#### Input material

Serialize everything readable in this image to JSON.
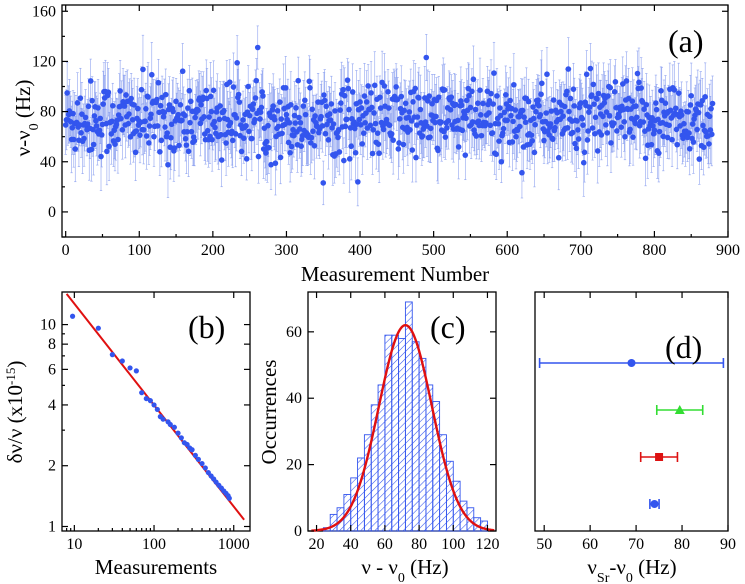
{
  "colors": {
    "marker_blue": "#3355ee",
    "fit_red": "#e01010",
    "hist_hatch": "#3355ee",
    "green": "#33dd33",
    "red": "#dd1111"
  },
  "chart_data": [
    {
      "panel": "a",
      "type": "scatter",
      "panel_label": "(a)",
      "xlabel": "Measurement Number",
      "ylabel_parts": {
        "base": "ν-ν",
        "sub": "0",
        "tail": " (Hz)"
      },
      "xlim": [
        -5,
        900
      ],
      "ylim": [
        -20,
        165
      ],
      "xticks": [
        "0",
        "100",
        "200",
        "300",
        "400",
        "500",
        "600",
        "700",
        "800",
        "900"
      ],
      "yticks": [
        "0",
        "40",
        "80",
        "120",
        "160"
      ],
      "n_points": 880,
      "mean": 74,
      "spread_sd": 15,
      "typical_error_bar": 22,
      "points_note": "880 measurements scattered around ~74 Hz with error bars"
    },
    {
      "panel": "b",
      "type": "scatter",
      "scale": "log-log",
      "panel_label": "(b)",
      "xlabel": "Measurements",
      "ylabel_parts": {
        "base": "δν/ν (x10",
        "sup": "-15",
        "tail": ")"
      },
      "xticks": [
        "10",
        "100",
        "1000"
      ],
      "yticks": [
        "1",
        "2",
        "4",
        "6",
        "8",
        "10"
      ],
      "xlim": [
        7,
        1600
      ],
      "ylim": [
        0.95,
        14.5
      ],
      "fit_line": {
        "x": [
          8,
          1350
        ],
        "y": [
          14.2,
          1.08
        ]
      },
      "points": [
        [
          9.5,
          11.0
        ],
        [
          20,
          9.6
        ],
        [
          30,
          7.1
        ],
        [
          40,
          6.6
        ],
        [
          50,
          6.1
        ],
        [
          60,
          5.9
        ],
        [
          70,
          4.6
        ],
        [
          80,
          4.3
        ],
        [
          90,
          4.2
        ],
        [
          100,
          4.0
        ],
        [
          110,
          3.8
        ],
        [
          120,
          3.5
        ],
        [
          130,
          3.4
        ],
        [
          150,
          3.3
        ],
        [
          160,
          3.2
        ],
        [
          180,
          3.1
        ],
        [
          200,
          2.9
        ],
        [
          220,
          2.75
        ],
        [
          240,
          2.6
        ],
        [
          260,
          2.55
        ],
        [
          280,
          2.45
        ],
        [
          300,
          2.4
        ],
        [
          330,
          2.25
        ],
        [
          360,
          2.15
        ],
        [
          400,
          2.05
        ],
        [
          440,
          1.95
        ],
        [
          480,
          1.85
        ],
        [
          520,
          1.78
        ],
        [
          560,
          1.72
        ],
        [
          600,
          1.66
        ],
        [
          650,
          1.6
        ],
        [
          700,
          1.55
        ],
        [
          750,
          1.5
        ],
        [
          800,
          1.46
        ],
        [
          850,
          1.42
        ],
        [
          880,
          1.38
        ]
      ]
    },
    {
      "panel": "c",
      "type": "bar",
      "panel_label": "(c)",
      "xlabel_parts": {
        "base": "ν - ν",
        "sub": "0",
        "tail": " (Hz)"
      },
      "ylabel": "Occurrences",
      "xlim": [
        15,
        125
      ],
      "ylim": [
        0,
        72
      ],
      "xticks": [
        "20",
        "40",
        "60",
        "80",
        "100",
        "120"
      ],
      "yticks": [
        "0",
        "20",
        "40",
        "60"
      ],
      "bin_width": 4,
      "bins_start": [
        24,
        28,
        32,
        36,
        40,
        44,
        48,
        52,
        56,
        60,
        64,
        68,
        72,
        76,
        80,
        84,
        88,
        92,
        96,
        100,
        104,
        108,
        112,
        116
      ],
      "values": [
        1,
        5,
        7,
        11,
        16,
        22,
        29,
        38,
        44,
        59,
        59,
        58,
        69,
        57,
        52,
        44,
        39,
        29,
        21,
        15,
        9,
        7,
        4,
        3
      ],
      "gaussian_fit": {
        "mean": 72,
        "sigma": 15.5,
        "amplitude": 62
      }
    },
    {
      "panel": "d",
      "type": "scatter",
      "panel_label": "(d)",
      "xlabel_parts": {
        "base": "ν",
        "sub1": "Sr",
        "mid": "-ν",
        "sub2": "0",
        "tail": " (Hz)"
      },
      "xlim": [
        48,
        90
      ],
      "xticks": [
        "50",
        "60",
        "70",
        "80",
        "90"
      ],
      "points": [
        {
          "x": 69,
          "err": 20,
          "marker": "circle",
          "color": "#3355ee"
        },
        {
          "x": 79.5,
          "err": 5,
          "marker": "triangle",
          "color": "#33dd33"
        },
        {
          "x": 75,
          "err": 4,
          "marker": "square",
          "color": "#dd1111"
        },
        {
          "x": 74,
          "err": 1,
          "marker": "circle",
          "color": "#3355ee"
        }
      ]
    }
  ]
}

########

*Problem*.
Will you set down the records word for word while leaving out every picture?

*Output for this task*.
Serialize everything readable in this image to JSON.
{
  "colors": {
    "marker_blue": "#3355ee",
    "fit_red": "#e01010",
    "hist_hatch": "#3355ee",
    "green": "#33dd33",
    "red": "#dd1111"
  },
  "chart_data": [
    {
      "panel": "a",
      "type": "scatter",
      "panel_label": "(a)",
      "xlabel": "Measurement Number",
      "ylabel_parts": {
        "base": "ν-ν",
        "sub": "0",
        "tail": " (Hz)"
      },
      "xlim": [
        -5,
        900
      ],
      "ylim": [
        -20,
        165
      ],
      "xticks": [
        "0",
        "100",
        "200",
        "300",
        "400",
        "500",
        "600",
        "700",
        "800",
        "900"
      ],
      "yticks": [
        "0",
        "40",
        "80",
        "120",
        "160"
      ],
      "n_points": 880,
      "mean": 74,
      "spread_sd": 15,
      "typical_error_bar": 22,
      "points_note": "880 measurements scattered around ~74 Hz with error bars"
    },
    {
      "panel": "b",
      "type": "scatter",
      "scale": "log-log",
      "panel_label": "(b)",
      "xlabel": "Measurements",
      "ylabel_parts": {
        "base": "δν/ν (x10",
        "sup": "-15",
        "tail": ")"
      },
      "xticks": [
        "10",
        "100",
        "1000"
      ],
      "yticks": [
        "1",
        "2",
        "4",
        "6",
        "8",
        "10"
      ],
      "xlim": [
        7,
        1600
      ],
      "ylim": [
        0.95,
        14.5
      ],
      "fit_line": {
        "x": [
          8,
          1350
        ],
        "y": [
          14.2,
          1.08
        ]
      },
      "points": [
        [
          9.5,
          11.0
        ],
        [
          20,
          9.6
        ],
        [
          30,
          7.1
        ],
        [
          40,
          6.6
        ],
        [
          50,
          6.1
        ],
        [
          60,
          5.9
        ],
        [
          70,
          4.6
        ],
        [
          80,
          4.3
        ],
        [
          90,
          4.2
        ],
        [
          100,
          4.0
        ],
        [
          110,
          3.8
        ],
        [
          120,
          3.5
        ],
        [
          130,
          3.4
        ],
        [
          150,
          3.3
        ],
        [
          160,
          3.2
        ],
        [
          180,
          3.1
        ],
        [
          200,
          2.9
        ],
        [
          220,
          2.75
        ],
        [
          240,
          2.6
        ],
        [
          260,
          2.55
        ],
        [
          280,
          2.45
        ],
        [
          300,
          2.4
        ],
        [
          330,
          2.25
        ],
        [
          360,
          2.15
        ],
        [
          400,
          2.05
        ],
        [
          440,
          1.95
        ],
        [
          480,
          1.85
        ],
        [
          520,
          1.78
        ],
        [
          560,
          1.72
        ],
        [
          600,
          1.66
        ],
        [
          650,
          1.6
        ],
        [
          700,
          1.55
        ],
        [
          750,
          1.5
        ],
        [
          800,
          1.46
        ],
        [
          850,
          1.42
        ],
        [
          880,
          1.38
        ]
      ]
    },
    {
      "panel": "c",
      "type": "bar",
      "panel_label": "(c)",
      "xlabel_parts": {
        "base": "ν - ν",
        "sub": "0",
        "tail": " (Hz)"
      },
      "ylabel": "Occurrences",
      "xlim": [
        15,
        125
      ],
      "ylim": [
        0,
        72
      ],
      "xticks": [
        "20",
        "40",
        "60",
        "80",
        "100",
        "120"
      ],
      "yticks": [
        "0",
        "20",
        "40",
        "60"
      ],
      "bin_width": 4,
      "bins_start": [
        24,
        28,
        32,
        36,
        40,
        44,
        48,
        52,
        56,
        60,
        64,
        68,
        72,
        76,
        80,
        84,
        88,
        92,
        96,
        100,
        104,
        108,
        112,
        116
      ],
      "values": [
        1,
        5,
        7,
        11,
        16,
        22,
        29,
        38,
        44,
        59,
        59,
        58,
        69,
        57,
        52,
        44,
        39,
        29,
        21,
        15,
        9,
        7,
        4,
        3
      ],
      "gaussian_fit": {
        "mean": 72,
        "sigma": 15.5,
        "amplitude": 62
      }
    },
    {
      "panel": "d",
      "type": "scatter",
      "panel_label": "(d)",
      "xlabel_parts": {
        "base": "ν",
        "sub1": "Sr",
        "mid": "-ν",
        "sub2": "0",
        "tail": " (Hz)"
      },
      "xlim": [
        48,
        90
      ],
      "xticks": [
        "50",
        "60",
        "70",
        "80",
        "90"
      ],
      "points": [
        {
          "x": 69,
          "err": 20,
          "marker": "circle",
          "color": "#3355ee"
        },
        {
          "x": 79.5,
          "err": 5,
          "marker": "triangle",
          "color": "#33dd33"
        },
        {
          "x": 75,
          "err": 4,
          "marker": "square",
          "color": "#dd1111"
        },
        {
          "x": 74,
          "err": 1,
          "marker": "circle",
          "color": "#3355ee"
        }
      ]
    }
  ]
}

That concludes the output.